What needs to be done:
Extract each line holding the word "административных" from the entries.

Material shown:
▼
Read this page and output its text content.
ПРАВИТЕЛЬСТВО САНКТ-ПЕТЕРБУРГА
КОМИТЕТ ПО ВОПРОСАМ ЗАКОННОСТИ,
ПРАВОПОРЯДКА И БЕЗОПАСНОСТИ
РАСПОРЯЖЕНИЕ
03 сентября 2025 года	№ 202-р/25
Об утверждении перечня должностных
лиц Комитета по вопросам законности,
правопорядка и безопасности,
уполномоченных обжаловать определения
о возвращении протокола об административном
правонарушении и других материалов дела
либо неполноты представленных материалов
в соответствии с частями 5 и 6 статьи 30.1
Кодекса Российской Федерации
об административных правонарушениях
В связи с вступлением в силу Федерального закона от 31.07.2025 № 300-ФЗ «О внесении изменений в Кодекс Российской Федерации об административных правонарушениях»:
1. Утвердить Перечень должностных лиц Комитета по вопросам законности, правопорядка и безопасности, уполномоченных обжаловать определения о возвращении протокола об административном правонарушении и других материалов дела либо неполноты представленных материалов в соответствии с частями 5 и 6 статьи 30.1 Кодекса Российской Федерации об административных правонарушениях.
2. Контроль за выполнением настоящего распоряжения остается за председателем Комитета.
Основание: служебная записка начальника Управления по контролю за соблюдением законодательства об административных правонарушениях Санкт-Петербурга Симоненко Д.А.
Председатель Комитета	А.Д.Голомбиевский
▲
Exercise output:
об административных правонарушениях
В связи с вступлением в силу Федерального закона от 31.07.2025 № 300-ФЗ «О внесении изменений в Кодекс Российской Федерации об административных правонарушениях»:
1. Утвердить Перечень должностных лиц Комитета по вопросам законности, правопорядка и безопасности, уполномоченных обжаловать определения о возвращении протокола об административном правонарушении и других материалов дела либо неполноты представленных материалов в соответствии с частями 5 и 6 статьи 30.1 Кодекса Российской Федерации об административных правонарушениях.
Основание: служебная записка начальника Управления по контролю за соблюдением законодательства об административных правонарушениях Санкт-Петербурга Симоненко Д.А.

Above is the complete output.